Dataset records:

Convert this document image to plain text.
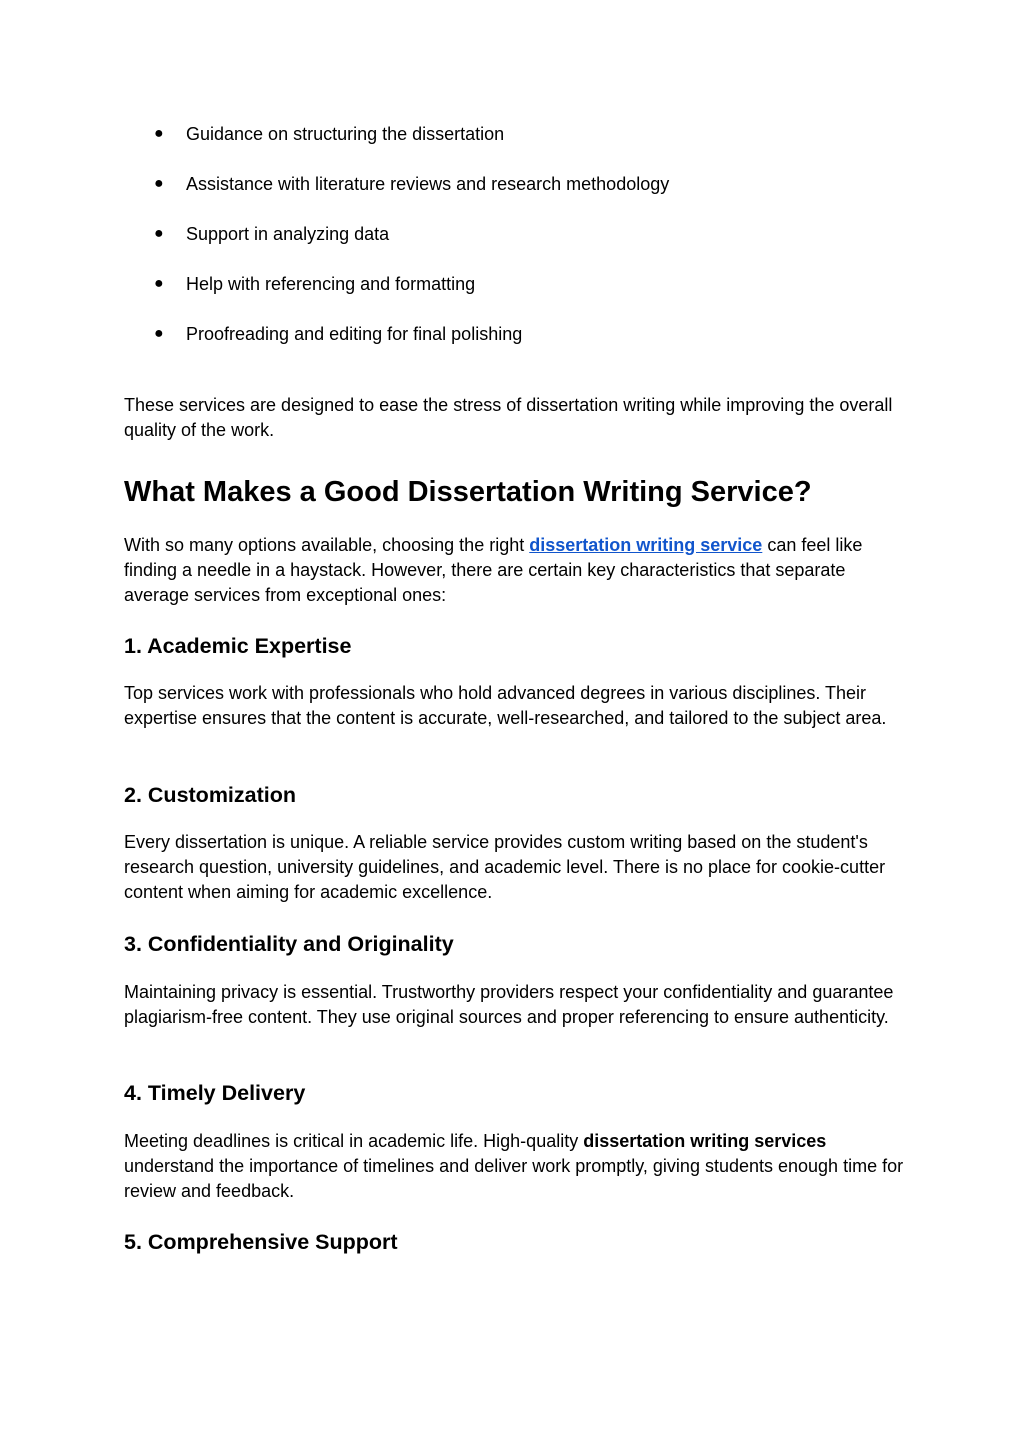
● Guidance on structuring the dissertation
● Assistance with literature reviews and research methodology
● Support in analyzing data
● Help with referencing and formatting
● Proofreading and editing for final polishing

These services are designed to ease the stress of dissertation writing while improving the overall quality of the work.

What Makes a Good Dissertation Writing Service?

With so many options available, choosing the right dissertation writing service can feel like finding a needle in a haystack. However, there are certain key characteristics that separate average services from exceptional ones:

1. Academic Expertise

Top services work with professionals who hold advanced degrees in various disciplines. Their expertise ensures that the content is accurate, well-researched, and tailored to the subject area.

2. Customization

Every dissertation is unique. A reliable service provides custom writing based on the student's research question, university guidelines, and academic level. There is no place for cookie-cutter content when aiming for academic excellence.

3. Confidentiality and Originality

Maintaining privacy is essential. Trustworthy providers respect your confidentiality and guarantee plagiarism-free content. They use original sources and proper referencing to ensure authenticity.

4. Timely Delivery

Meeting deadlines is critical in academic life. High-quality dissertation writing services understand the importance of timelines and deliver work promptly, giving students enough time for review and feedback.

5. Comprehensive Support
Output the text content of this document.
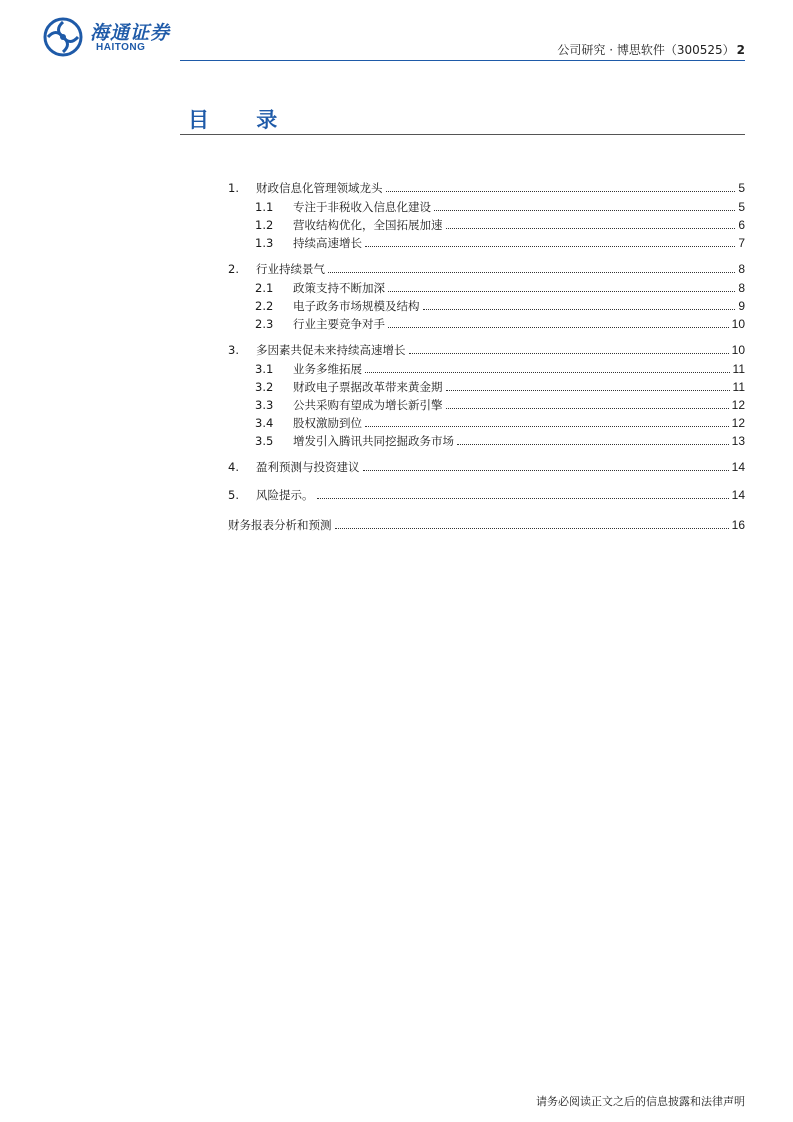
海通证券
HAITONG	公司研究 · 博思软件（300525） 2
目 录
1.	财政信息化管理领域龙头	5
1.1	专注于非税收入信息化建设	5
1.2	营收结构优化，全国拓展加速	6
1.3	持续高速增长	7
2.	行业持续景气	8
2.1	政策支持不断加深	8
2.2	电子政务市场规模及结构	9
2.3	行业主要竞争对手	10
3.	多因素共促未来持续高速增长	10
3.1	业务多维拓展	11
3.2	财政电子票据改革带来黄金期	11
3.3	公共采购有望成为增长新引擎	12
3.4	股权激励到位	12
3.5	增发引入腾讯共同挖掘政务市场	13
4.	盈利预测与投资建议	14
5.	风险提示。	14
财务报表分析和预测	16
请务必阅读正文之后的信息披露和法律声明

---

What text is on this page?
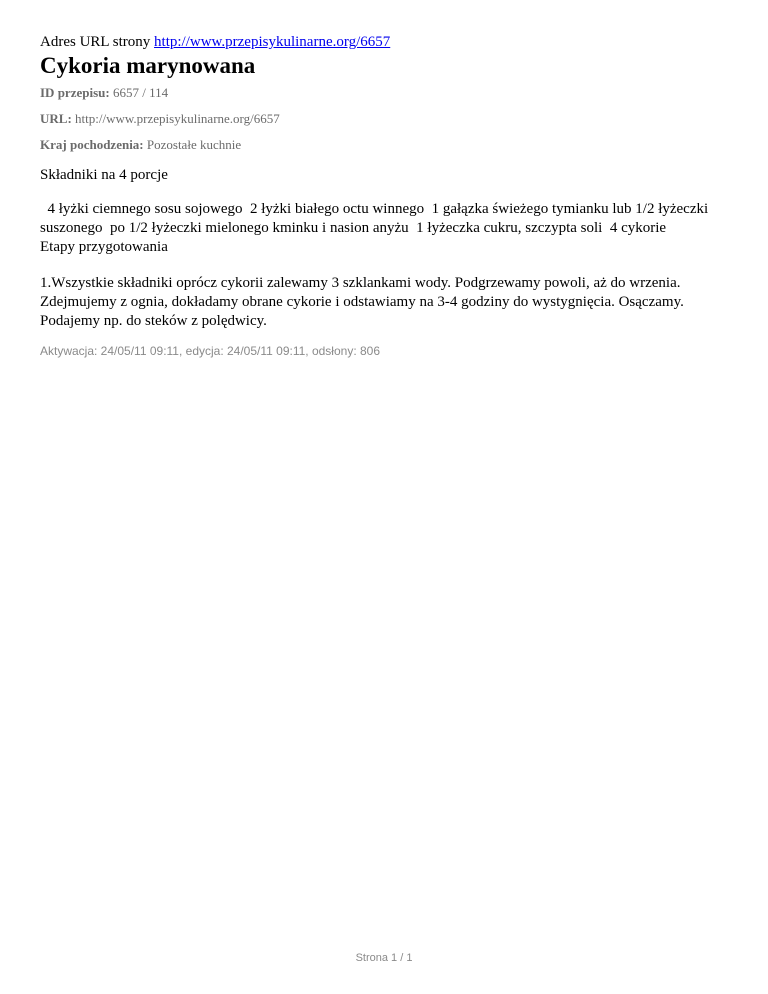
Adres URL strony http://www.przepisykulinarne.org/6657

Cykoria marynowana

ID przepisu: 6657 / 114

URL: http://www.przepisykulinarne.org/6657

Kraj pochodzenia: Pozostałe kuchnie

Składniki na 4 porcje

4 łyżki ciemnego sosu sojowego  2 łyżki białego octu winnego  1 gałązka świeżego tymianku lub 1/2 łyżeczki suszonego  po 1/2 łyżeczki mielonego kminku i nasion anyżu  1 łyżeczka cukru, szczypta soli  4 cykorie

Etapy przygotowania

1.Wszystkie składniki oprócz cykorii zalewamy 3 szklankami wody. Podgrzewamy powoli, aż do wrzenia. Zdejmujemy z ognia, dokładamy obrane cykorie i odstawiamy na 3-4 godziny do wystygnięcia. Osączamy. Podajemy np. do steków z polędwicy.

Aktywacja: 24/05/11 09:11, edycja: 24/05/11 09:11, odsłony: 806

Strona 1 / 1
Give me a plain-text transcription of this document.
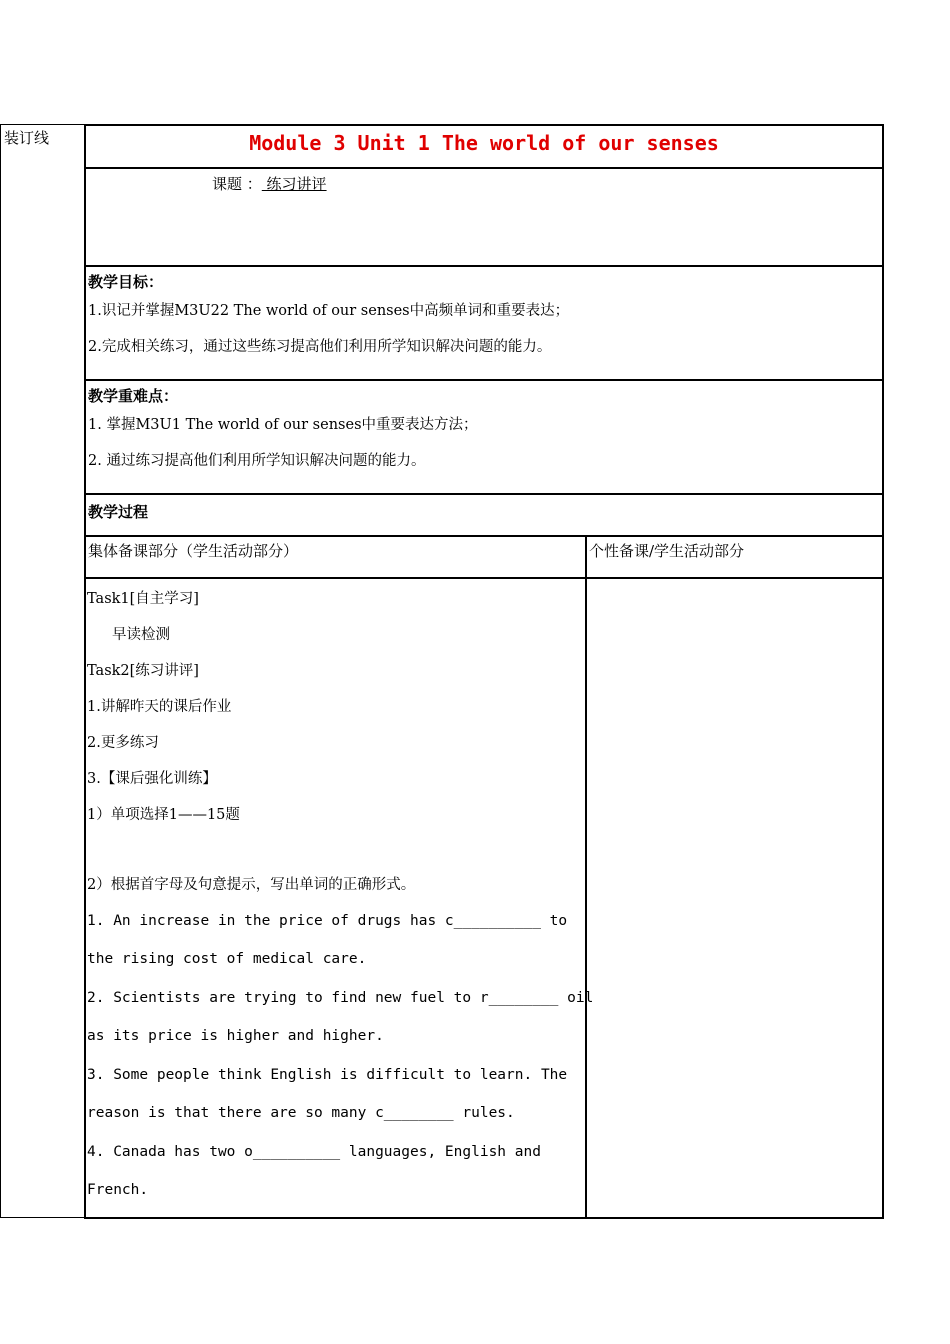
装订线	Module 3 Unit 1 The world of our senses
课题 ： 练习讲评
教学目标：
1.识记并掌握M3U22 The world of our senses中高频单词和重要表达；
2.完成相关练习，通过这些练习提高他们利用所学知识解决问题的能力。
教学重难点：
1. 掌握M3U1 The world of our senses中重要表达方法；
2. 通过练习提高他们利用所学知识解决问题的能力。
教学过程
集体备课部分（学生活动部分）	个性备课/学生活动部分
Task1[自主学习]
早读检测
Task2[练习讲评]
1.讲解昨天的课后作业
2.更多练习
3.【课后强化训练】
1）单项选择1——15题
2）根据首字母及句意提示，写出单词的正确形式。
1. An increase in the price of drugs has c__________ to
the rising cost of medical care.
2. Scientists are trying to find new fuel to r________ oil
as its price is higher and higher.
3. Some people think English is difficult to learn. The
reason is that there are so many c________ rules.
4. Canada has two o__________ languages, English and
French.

#### The request
Find every line that has "What" in it, then return those lines.

#### The solution
What Makes a Good Dissertation Writing Service?
What text is on this page?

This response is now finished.